* **Information given**
────────────────────

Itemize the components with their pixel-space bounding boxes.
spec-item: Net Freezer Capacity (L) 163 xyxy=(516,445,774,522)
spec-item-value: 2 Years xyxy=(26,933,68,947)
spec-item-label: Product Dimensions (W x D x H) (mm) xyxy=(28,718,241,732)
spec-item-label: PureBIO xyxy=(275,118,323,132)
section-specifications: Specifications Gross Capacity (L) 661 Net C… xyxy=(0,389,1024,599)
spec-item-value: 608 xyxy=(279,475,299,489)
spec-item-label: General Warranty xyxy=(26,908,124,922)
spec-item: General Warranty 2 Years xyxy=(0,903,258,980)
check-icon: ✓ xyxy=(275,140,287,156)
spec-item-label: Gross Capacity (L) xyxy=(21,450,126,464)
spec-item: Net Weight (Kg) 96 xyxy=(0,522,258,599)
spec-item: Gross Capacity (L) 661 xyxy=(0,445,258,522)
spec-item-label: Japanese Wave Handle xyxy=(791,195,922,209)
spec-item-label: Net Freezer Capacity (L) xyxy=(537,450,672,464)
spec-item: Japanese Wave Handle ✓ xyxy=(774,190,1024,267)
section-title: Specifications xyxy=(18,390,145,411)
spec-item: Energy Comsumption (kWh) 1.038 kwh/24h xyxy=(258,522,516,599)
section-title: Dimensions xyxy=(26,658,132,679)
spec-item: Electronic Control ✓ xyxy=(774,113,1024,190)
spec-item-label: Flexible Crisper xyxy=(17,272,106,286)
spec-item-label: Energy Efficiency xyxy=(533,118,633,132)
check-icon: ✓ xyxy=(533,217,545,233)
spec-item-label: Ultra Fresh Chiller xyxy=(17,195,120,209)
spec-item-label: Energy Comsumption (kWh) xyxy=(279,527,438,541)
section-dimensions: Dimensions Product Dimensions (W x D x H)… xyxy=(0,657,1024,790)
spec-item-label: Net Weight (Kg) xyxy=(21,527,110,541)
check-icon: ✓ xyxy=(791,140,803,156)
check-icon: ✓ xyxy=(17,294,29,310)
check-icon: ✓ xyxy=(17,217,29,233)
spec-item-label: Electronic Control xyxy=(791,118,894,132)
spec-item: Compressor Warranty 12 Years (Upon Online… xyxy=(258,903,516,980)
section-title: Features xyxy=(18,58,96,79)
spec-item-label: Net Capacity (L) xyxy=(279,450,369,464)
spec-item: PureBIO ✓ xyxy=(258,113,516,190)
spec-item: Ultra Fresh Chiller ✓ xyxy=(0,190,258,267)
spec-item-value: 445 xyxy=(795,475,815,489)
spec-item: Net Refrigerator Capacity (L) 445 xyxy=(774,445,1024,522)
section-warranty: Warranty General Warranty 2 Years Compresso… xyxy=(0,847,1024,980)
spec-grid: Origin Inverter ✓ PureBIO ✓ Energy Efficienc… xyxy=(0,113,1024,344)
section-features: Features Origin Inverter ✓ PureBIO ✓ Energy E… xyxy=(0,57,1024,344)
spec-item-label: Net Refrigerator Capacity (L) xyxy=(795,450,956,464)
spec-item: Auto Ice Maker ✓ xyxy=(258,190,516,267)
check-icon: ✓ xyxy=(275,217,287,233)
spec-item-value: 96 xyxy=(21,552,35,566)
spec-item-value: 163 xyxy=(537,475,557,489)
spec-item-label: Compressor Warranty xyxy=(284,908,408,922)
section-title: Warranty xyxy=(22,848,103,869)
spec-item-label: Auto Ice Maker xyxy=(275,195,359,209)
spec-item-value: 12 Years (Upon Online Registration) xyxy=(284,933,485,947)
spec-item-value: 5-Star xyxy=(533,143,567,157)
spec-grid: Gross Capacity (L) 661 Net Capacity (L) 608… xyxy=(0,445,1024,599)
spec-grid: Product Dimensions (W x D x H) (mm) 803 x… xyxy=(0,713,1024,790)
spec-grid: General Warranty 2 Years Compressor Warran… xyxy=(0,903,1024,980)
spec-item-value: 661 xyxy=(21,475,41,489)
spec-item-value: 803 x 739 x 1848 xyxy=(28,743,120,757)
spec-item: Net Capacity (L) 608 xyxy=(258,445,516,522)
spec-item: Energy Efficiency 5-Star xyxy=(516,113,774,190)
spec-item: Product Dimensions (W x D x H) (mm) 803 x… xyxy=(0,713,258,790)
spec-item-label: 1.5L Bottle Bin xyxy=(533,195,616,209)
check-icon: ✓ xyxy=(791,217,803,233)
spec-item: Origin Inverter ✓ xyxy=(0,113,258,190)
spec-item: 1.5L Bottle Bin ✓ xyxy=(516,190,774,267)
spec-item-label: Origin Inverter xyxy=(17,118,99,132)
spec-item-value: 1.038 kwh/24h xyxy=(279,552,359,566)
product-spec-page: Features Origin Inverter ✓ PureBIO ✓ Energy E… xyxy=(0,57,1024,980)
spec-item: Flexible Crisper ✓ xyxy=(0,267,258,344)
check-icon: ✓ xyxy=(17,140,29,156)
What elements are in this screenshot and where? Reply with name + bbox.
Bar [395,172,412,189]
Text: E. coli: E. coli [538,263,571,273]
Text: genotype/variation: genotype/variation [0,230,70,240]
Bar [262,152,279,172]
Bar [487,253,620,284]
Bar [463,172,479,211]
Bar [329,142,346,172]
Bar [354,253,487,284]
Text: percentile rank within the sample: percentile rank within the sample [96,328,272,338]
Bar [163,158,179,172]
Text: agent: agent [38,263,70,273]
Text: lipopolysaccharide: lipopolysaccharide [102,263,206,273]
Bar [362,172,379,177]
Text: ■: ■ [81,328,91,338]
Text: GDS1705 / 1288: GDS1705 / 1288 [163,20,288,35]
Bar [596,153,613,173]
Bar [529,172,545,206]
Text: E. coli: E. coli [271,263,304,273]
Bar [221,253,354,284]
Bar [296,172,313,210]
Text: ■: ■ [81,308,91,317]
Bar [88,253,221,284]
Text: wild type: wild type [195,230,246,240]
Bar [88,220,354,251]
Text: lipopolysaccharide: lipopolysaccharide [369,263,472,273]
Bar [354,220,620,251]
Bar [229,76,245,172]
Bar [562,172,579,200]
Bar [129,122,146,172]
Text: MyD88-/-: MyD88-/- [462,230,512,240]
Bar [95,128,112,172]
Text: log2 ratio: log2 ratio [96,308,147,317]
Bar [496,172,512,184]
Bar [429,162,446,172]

────────────────────

* **Job**
Please print each of the rows above again, character for character and in the same order.

* **Final result**
Itemize the components with their pixel-space bounding boxes.
spec-item: Net Freezer Capacity (L) 163 xyxy=(516,445,774,522)
spec-item-value: 2 Years xyxy=(26,933,68,947)
spec-item-label: Product Dimensions (W x D x H) (mm) xyxy=(28,718,241,732)
spec-item-label: PureBIO xyxy=(275,118,323,132)
section-specifications: Specifications Gross Capacity (L) 661 Net C… xyxy=(0,389,1024,599)
spec-item-value: 608 xyxy=(279,475,299,489)
spec-item-label: General Warranty xyxy=(26,908,124,922)
spec-item: General Warranty 2 Years xyxy=(0,903,258,980)
check-icon: ✓ xyxy=(275,140,287,156)
spec-item-label: Gross Capacity (L) xyxy=(21,450,126,464)
spec-item: Net Weight (Kg) 96 xyxy=(0,522,258,599)
spec-item: Gross Capacity (L) 661 xyxy=(0,445,258,522)
spec-item-label: Japanese Wave Handle xyxy=(791,195,922,209)
spec-item-label: Net Freezer Capacity (L) xyxy=(537,450,672,464)
spec-item: Japanese Wave Handle ✓ xyxy=(774,190,1024,267)
section-title: Specifications xyxy=(18,390,145,411)
spec-item: Energy Comsumption (kWh) 1.038 kwh/24h xyxy=(258,522,516,599)
section-title: Dimensions xyxy=(26,658,132,679)
spec-item: Electronic Control ✓ xyxy=(774,113,1024,190)
spec-item-label: Flexible Crisper xyxy=(17,272,106,286)
spec-item-label: Energy Efficiency xyxy=(533,118,633,132)
check-icon: ✓ xyxy=(533,217,545,233)
spec-item-label: Ultra Fresh Chiller xyxy=(17,195,120,209)
spec-item-label: Energy Comsumption (kWh) xyxy=(279,527,438,541)
section-dimensions: Dimensions Product Dimensions (W x D x H)… xyxy=(0,657,1024,790)
spec-item-label: Net Weight (Kg) xyxy=(21,527,110,541)
check-icon: ✓ xyxy=(791,140,803,156)
check-icon: ✓ xyxy=(17,294,29,310)
check-icon: ✓ xyxy=(17,217,29,233)
spec-item-label: Electronic Control xyxy=(791,118,894,132)
spec-item: Compressor Warranty 12 Years (Upon Online… xyxy=(258,903,516,980)
section-title: Features xyxy=(18,58,96,79)
spec-item-label: Net Capacity (L) xyxy=(279,450,369,464)
spec-item: PureBIO ✓ xyxy=(258,113,516,190)
spec-item: Ultra Fresh Chiller ✓ xyxy=(0,190,258,267)
spec-item-value: 445 xyxy=(795,475,815,489)
spec-item: Net Refrigerator Capacity (L) 445 xyxy=(774,445,1024,522)
section-warranty: Warranty General Warranty 2 Years Compresso… xyxy=(0,847,1024,980)
spec-grid: Origin Inverter ✓ PureBIO ✓ Energy Efficienc… xyxy=(0,113,1024,344)
section-features: Features Origin Inverter ✓ PureBIO ✓ Energy E… xyxy=(0,57,1024,344)
spec-item-label: Net Refrigerator Capacity (L) xyxy=(795,450,956,464)
spec-item: Auto Ice Maker ✓ xyxy=(258,190,516,267)
check-icon: ✓ xyxy=(275,217,287,233)
spec-item-value: 96 xyxy=(21,552,35,566)
spec-item-value: 163 xyxy=(537,475,557,489)
spec-item-label: Compressor Warranty xyxy=(284,908,408,922)
section-title: Warranty xyxy=(22,848,103,869)
spec-item-label: Auto Ice Maker xyxy=(275,195,359,209)
spec-item-value: 12 Years (Upon Online Registration) xyxy=(284,933,485,947)
spec-item-value: 5-Star xyxy=(533,143,567,157)
spec-grid: Gross Capacity (L) 661 Net Capacity (L) 608… xyxy=(0,445,1024,599)
spec-grid: Product Dimensions (W x D x H) (mm) 803 x… xyxy=(0,713,1024,790)
spec-grid: General Warranty 2 Years Compressor Warran… xyxy=(0,903,1024,980)
spec-item-value: 661 xyxy=(21,475,41,489)
spec-item-value: 803 x 739 x 1848 xyxy=(28,743,120,757)
spec-item: Net Capacity (L) 608 xyxy=(258,445,516,522)
spec-item: Energy Efficiency 5-Star xyxy=(516,113,774,190)
spec-item: Product Dimensions (W x D x H) (mm) 803 x… xyxy=(0,713,258,790)
spec-item-label: 1.5L Bottle Bin xyxy=(533,195,616,209)
check-icon: ✓ xyxy=(791,217,803,233)
spec-item: Origin Inverter ✓ xyxy=(0,113,258,190)
spec-item: 1.5L Bottle Bin ✓ xyxy=(516,190,774,267)
spec-item-label: Origin Inverter xyxy=(17,118,99,132)
spec-item-value: 1.038 kwh/24h xyxy=(279,552,359,566)
product-spec-page: Features Origin Inverter ✓ PureBIO ✓ Energy E… xyxy=(0,57,1024,980)
spec-item: Flexible Crisper ✓ xyxy=(0,267,258,344)
check-icon: ✓ xyxy=(17,140,29,156)
What elements are in this screenshot and where? Reply with name + bbox.
Bar [395,172,412,189]
Text: E. coli: E. coli [538,263,571,273]
Text: genotype/variation: genotype/variation [0,230,70,240]
Bar [262,152,279,172]
Bar [487,253,620,284]
Bar [463,172,479,211]
Bar [329,142,346,172]
Bar [354,253,487,284]
Text: percentile rank within the sample: percentile rank within the sample [96,328,272,338]
Bar [163,158,179,172]
Text: agent: agent [38,263,70,273]
Text: lipopolysaccharide: lipopolysaccharide [102,263,206,273]
Bar [362,172,379,177]
Text: ■: ■ [81,328,91,338]
Text: GDS1705 / 1288: GDS1705 / 1288 [163,20,288,35]
Bar [596,153,613,173]
Bar [529,172,545,206]
Text: E. coli: E. coli [271,263,304,273]
Bar [221,253,354,284]
Bar [296,172,313,210]
Text: ■: ■ [81,308,91,317]
Bar [88,253,221,284]
Text: wild type: wild type [195,230,246,240]
Bar [88,220,354,251]
Text: lipopolysaccharide: lipopolysaccharide [369,263,472,273]
Bar [354,220,620,251]
Bar [229,76,245,172]
Bar [562,172,579,200]
Bar [129,122,146,172]
Text: MyD88-/-: MyD88-/- [462,230,512,240]
Bar [95,128,112,172]
Text: log2 ratio: log2 ratio [96,308,147,317]
Bar [496,172,512,184]
Bar [429,162,446,172]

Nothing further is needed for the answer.